What is being asked: Locate the line with "What text is on this page?" in the material. Copy that line and each one after it, through the last, exactly and with nothing else.

Items listed in a dataset:

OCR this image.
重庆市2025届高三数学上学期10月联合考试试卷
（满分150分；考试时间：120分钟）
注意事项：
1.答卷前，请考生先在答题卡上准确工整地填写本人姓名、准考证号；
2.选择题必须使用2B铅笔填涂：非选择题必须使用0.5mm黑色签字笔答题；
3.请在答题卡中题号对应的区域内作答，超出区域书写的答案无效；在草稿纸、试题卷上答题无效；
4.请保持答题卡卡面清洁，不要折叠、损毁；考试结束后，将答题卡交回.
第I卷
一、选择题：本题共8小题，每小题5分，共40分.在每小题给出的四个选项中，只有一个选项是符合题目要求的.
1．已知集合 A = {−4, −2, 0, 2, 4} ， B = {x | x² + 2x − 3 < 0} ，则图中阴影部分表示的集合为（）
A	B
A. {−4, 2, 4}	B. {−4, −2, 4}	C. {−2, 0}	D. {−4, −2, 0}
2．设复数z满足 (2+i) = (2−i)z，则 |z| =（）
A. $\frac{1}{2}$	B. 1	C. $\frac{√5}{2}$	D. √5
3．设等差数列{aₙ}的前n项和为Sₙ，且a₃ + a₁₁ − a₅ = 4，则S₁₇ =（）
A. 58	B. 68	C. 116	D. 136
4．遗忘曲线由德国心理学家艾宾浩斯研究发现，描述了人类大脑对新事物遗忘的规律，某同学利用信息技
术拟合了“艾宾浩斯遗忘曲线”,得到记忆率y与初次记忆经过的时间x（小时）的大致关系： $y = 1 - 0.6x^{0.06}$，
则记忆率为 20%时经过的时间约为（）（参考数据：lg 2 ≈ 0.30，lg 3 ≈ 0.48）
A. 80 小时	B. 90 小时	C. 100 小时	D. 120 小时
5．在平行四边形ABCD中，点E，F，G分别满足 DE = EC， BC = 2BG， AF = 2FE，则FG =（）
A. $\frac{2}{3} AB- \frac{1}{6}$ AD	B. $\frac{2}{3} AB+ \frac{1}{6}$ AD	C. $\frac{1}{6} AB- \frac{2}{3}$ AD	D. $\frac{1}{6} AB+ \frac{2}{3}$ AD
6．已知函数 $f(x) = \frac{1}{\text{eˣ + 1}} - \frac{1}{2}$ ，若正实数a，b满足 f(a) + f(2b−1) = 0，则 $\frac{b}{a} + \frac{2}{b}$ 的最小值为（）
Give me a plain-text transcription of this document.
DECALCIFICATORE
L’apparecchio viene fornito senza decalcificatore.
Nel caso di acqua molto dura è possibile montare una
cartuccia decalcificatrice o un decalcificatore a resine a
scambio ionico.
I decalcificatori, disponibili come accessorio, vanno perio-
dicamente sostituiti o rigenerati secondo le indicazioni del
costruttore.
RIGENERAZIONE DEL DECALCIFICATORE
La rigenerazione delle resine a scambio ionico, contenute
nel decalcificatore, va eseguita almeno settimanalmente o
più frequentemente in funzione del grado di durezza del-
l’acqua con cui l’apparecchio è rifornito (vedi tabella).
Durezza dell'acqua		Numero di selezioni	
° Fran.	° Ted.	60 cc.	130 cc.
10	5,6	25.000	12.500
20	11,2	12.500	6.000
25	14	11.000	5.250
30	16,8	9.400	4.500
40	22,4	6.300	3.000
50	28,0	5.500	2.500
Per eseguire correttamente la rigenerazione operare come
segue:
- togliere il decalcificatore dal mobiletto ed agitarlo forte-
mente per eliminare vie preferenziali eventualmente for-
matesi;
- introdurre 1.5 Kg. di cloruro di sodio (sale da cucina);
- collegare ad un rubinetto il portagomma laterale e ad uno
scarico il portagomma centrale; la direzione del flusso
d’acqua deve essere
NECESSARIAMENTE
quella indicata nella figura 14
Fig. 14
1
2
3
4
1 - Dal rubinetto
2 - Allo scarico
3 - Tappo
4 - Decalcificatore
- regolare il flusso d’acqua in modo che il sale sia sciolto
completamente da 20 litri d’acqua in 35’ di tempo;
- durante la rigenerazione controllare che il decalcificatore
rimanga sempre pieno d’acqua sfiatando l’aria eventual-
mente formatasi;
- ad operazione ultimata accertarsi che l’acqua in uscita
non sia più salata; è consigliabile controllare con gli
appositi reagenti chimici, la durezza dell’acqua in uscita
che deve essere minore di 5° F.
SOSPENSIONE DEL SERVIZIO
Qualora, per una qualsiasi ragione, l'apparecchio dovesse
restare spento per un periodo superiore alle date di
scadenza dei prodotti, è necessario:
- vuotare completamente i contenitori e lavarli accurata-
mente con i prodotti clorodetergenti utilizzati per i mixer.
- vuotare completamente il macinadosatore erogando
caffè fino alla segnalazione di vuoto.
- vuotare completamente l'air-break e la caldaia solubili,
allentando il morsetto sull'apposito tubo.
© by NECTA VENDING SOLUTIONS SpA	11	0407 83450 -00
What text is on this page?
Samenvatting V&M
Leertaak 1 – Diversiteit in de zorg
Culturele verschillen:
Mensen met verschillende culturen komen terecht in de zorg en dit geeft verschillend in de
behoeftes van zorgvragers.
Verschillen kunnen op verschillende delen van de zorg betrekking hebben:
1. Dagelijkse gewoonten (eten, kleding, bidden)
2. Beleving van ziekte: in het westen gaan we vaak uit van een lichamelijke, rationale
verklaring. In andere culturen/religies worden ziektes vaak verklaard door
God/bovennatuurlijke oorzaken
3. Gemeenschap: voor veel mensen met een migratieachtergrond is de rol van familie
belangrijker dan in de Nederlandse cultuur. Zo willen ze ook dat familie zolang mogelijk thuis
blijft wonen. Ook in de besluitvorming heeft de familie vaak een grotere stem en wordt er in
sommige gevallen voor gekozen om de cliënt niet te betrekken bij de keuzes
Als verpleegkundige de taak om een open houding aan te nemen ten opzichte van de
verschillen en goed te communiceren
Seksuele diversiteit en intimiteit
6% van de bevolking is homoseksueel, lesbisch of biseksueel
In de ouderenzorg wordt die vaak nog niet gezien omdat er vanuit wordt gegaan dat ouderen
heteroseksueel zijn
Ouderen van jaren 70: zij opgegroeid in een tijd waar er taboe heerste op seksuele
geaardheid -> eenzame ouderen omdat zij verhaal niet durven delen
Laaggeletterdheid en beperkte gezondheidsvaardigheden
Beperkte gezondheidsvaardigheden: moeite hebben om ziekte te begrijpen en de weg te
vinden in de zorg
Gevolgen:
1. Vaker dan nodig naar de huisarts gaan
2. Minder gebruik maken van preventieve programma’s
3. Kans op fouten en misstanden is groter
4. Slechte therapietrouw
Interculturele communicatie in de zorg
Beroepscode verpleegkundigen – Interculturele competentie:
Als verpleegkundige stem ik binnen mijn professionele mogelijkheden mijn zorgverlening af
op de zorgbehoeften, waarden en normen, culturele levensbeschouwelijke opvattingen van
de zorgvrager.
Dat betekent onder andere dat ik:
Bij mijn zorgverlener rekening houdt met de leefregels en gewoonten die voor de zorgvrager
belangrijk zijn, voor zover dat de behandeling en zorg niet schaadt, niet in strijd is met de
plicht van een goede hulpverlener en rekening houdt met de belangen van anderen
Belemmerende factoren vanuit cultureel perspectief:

Written solution:
What text is on this page?
Samenvatting V&M
Leertaak 1 – Diversiteit in de zorg
Culturele verschillen:
Mensen met verschillende culturen komen terecht in de zorg en dit geeft verschillend in de
behoeftes van zorgvragers.
Verschillen kunnen op verschillende delen van de zorg betrekking hebben:
1. Dagelijkse gewoonten (eten, kleding, bidden)
2. Beleving van ziekte: in het westen gaan we vaak uit van een lichamelijke, rationale
verklaring. In andere culturen/religies worden ziektes vaak verklaard door
God/bovennatuurlijke oorzaken
3. Gemeenschap: voor veel mensen met een migratieachtergrond is de rol van familie
belangrijker dan in de Nederlandse cultuur. Zo willen ze ook dat familie zolang mogelijk thuis
blijft wonen. Ook in de besluitvorming heeft de familie vaak een grotere stem en wordt er in
sommige gevallen voor gekozen om de cliënt niet te betrekken bij de keuzes
Als verpleegkundige de taak om een open houding aan te nemen ten opzichte van de
verschillen en goed te communiceren
Seksuele diversiteit en intimiteit
6% van de bevolking is homoseksueel, lesbisch of biseksueel
In de ouderenzorg wordt die vaak nog niet gezien omdat er vanuit wordt gegaan dat ouderen
heteroseksueel zijn
Ouderen van jaren 70: zij opgegroeid in een tijd waar er taboe heerste op seksuele
geaardheid -> eenzame ouderen omdat zij verhaal niet durven delen
Laaggeletterdheid en beperkte gezondheidsvaardigheden
Beperkte gezondheidsvaardigheden: moeite hebben om ziekte te begrijpen en de weg te
vinden in de zorg
Gevolgen:
1. Vaker dan nodig naar de huisarts gaan
2. Minder gebruik maken van preventieve programma’s
3. Kans op fouten en misstanden is groter
4. Slechte therapietrouw
Interculturele communicatie in de zorg
Beroepscode verpleegkundigen – Interculturele competentie:
Als verpleegkundige stem ik binnen mijn professionele mogelijkheden mijn zorgverlening af
op de zorgbehoeften, waarden en normen, culturele levensbeschouwelijke opvattingen van
de zorgvrager.
Dat betekent onder andere dat ik:
Bij mijn zorgverlener rekening houdt met de leefregels en gewoonten die voor de zorgvrager
belangrijk zijn, voor zover dat de behandeling en zorg niet schaadt, niet in strijd is met de
plicht van een goede hulpverlener en rekening houdt met de belangen van anderen
Belemmerende factoren vanuit cultureel perspectief:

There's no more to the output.